[Exercise]
Work out how many lines hold "start". Give the number and nothing else.

* begin Provided entries *

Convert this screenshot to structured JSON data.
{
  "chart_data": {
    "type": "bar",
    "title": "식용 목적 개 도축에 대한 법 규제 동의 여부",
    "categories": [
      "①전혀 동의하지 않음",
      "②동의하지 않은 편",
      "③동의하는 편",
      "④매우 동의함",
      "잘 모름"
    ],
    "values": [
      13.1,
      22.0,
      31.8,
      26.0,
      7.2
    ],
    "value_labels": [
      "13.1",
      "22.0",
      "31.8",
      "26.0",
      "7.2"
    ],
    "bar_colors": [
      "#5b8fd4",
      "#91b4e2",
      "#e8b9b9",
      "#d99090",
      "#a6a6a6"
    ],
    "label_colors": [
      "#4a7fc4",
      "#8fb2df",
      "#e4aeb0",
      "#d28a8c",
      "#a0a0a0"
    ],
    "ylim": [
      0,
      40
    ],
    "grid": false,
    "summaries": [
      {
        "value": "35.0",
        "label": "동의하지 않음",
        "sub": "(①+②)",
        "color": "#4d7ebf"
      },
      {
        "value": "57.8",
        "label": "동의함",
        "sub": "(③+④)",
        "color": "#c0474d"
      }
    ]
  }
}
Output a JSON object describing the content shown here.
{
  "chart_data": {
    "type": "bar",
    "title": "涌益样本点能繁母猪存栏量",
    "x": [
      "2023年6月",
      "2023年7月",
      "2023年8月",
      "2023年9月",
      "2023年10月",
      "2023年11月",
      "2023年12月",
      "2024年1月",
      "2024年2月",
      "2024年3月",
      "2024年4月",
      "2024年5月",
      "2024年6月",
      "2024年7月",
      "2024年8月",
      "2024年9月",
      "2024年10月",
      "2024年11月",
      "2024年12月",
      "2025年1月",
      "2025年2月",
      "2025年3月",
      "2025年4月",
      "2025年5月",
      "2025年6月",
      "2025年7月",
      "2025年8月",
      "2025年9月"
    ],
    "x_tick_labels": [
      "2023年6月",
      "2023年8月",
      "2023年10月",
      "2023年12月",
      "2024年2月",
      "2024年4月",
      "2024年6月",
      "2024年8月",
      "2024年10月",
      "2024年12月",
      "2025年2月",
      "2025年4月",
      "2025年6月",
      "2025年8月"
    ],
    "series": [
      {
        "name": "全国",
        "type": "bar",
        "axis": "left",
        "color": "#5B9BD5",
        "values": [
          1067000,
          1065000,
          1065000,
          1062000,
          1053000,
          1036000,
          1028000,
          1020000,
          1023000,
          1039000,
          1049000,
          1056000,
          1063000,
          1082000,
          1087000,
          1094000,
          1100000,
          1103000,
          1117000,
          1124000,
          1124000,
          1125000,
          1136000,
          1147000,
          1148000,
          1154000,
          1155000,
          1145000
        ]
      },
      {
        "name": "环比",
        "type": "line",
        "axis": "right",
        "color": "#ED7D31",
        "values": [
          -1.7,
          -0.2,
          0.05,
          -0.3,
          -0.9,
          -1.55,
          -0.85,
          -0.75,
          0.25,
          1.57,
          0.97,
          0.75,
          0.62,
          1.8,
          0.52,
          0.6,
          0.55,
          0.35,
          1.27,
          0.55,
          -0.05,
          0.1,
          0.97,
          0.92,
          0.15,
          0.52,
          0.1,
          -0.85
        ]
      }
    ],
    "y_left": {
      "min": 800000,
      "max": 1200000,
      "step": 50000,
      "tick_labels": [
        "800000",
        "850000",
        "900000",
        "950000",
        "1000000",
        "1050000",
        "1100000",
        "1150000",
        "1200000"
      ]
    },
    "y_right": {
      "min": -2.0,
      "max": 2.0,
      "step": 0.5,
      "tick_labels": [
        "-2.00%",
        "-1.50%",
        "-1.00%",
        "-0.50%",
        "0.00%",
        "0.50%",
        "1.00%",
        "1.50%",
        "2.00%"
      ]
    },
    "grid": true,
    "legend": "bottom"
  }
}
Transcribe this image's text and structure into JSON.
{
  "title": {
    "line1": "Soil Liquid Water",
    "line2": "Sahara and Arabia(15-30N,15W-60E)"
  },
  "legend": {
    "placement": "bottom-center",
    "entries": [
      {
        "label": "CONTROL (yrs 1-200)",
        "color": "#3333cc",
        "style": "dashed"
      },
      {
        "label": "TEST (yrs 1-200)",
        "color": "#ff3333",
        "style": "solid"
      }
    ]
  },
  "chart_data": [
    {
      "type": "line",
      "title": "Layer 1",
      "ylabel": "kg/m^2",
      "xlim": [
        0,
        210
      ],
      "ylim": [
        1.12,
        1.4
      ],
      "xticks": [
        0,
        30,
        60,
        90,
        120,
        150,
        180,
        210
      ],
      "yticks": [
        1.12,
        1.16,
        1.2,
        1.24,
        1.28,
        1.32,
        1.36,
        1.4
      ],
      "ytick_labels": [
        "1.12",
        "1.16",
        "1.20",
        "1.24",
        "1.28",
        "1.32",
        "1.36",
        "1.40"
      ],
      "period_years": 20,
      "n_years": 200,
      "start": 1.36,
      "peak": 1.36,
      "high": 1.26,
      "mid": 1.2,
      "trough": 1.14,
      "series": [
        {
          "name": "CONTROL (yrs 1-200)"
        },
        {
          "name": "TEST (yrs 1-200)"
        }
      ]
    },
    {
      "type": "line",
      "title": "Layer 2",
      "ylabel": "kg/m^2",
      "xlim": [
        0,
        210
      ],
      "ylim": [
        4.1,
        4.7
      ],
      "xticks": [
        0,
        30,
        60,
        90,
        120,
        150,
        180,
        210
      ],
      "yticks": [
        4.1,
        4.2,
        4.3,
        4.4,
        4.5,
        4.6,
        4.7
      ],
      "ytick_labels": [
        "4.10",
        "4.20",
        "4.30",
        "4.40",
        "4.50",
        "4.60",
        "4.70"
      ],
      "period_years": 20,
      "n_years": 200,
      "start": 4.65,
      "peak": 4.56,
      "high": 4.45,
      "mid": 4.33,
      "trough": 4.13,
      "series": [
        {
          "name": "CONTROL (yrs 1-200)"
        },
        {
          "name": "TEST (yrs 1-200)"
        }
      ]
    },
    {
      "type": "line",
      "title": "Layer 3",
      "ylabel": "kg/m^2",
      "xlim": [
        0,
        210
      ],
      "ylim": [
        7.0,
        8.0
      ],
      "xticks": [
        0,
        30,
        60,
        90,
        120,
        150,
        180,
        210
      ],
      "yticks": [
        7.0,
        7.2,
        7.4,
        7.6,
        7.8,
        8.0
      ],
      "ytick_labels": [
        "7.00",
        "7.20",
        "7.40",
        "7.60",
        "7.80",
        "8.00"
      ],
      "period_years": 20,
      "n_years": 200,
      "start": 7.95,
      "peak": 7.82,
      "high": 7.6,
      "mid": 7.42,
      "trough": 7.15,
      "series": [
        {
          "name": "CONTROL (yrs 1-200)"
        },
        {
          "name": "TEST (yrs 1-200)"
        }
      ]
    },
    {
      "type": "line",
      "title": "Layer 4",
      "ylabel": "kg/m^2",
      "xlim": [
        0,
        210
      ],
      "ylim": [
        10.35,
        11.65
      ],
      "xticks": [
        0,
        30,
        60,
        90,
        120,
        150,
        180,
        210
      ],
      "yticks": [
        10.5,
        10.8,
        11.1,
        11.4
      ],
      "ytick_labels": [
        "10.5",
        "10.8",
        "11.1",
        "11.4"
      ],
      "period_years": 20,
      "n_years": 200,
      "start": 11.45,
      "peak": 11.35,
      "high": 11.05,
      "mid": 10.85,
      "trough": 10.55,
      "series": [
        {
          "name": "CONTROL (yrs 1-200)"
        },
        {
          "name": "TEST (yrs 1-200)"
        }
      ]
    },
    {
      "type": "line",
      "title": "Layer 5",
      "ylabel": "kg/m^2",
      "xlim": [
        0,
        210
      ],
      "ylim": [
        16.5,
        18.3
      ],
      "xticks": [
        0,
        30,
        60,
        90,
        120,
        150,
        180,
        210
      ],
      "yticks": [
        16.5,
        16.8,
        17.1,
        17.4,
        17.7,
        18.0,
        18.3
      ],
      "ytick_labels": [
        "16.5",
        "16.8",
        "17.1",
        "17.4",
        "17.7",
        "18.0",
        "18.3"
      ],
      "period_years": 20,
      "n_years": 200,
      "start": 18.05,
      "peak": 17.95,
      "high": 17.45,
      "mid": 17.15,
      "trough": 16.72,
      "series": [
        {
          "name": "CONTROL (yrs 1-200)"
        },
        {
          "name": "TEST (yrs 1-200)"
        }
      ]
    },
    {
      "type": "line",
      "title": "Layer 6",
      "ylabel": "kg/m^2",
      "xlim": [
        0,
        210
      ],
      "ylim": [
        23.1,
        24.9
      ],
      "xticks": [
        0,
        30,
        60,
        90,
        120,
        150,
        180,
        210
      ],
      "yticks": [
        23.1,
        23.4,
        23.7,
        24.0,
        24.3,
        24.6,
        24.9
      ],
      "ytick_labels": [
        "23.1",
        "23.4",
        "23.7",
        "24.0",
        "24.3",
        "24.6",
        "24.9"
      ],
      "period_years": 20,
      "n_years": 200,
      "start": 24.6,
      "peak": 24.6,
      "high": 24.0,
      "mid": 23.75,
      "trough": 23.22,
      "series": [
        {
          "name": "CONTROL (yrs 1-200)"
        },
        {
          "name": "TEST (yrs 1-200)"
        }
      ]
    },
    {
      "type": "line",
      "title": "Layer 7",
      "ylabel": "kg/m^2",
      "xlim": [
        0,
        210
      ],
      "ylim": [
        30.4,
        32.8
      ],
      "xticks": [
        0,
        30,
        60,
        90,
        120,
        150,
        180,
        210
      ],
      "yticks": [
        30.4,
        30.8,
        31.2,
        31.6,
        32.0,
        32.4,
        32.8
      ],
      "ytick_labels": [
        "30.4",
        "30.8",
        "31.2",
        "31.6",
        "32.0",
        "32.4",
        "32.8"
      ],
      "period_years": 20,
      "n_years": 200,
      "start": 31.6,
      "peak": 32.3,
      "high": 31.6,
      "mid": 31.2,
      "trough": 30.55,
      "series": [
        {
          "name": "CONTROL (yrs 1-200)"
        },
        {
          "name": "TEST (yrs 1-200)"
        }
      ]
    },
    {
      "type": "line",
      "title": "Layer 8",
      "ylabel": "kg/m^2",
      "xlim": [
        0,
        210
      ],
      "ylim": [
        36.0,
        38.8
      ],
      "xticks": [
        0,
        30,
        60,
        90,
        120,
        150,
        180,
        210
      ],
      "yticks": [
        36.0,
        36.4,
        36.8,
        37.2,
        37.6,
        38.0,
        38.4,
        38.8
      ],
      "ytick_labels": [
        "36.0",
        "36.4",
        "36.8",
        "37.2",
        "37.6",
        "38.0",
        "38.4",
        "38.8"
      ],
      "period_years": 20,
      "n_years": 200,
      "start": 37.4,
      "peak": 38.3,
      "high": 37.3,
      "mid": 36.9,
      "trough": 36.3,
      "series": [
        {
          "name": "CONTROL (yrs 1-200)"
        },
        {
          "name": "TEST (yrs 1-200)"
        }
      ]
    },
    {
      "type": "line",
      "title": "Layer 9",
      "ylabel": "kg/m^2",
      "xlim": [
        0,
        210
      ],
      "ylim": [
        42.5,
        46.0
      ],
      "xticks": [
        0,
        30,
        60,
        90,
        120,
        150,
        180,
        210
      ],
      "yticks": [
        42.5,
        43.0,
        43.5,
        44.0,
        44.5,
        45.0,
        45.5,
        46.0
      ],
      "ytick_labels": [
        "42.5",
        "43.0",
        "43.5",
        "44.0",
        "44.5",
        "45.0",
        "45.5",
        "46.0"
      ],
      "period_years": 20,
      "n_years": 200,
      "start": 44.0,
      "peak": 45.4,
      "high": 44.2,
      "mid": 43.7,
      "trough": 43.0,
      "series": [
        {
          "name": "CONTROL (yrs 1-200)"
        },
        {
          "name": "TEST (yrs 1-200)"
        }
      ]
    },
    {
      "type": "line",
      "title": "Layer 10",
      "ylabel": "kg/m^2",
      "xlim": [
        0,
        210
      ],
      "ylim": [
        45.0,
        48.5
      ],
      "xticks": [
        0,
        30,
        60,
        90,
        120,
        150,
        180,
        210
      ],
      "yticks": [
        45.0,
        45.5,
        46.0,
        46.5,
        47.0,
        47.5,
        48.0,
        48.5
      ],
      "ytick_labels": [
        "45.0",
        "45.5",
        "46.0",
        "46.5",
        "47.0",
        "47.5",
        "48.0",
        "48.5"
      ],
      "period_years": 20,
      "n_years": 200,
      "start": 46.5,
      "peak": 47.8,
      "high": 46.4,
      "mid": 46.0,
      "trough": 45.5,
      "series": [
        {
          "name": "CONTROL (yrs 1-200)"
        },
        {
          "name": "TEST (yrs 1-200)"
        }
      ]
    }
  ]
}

* end Provided entries *

[Response to this task]
10